Directions
Among the records below, find each line that includes the string "scroll" and copy it.

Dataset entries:

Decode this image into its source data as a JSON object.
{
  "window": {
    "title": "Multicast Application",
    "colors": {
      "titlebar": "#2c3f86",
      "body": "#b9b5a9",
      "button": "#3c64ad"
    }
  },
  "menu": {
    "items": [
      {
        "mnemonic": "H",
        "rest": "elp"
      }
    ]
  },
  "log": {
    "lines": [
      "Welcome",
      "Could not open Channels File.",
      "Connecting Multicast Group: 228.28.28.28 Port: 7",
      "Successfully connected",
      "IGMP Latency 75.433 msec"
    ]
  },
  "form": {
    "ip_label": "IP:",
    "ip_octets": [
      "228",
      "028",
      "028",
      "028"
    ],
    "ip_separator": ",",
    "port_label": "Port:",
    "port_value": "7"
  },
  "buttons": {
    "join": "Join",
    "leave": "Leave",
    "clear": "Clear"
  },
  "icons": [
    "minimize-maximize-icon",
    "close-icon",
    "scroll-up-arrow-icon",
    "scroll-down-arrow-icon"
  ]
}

Exercise solution
    "scroll-up-arrow-icon",
    "scroll-down-arrow-icon"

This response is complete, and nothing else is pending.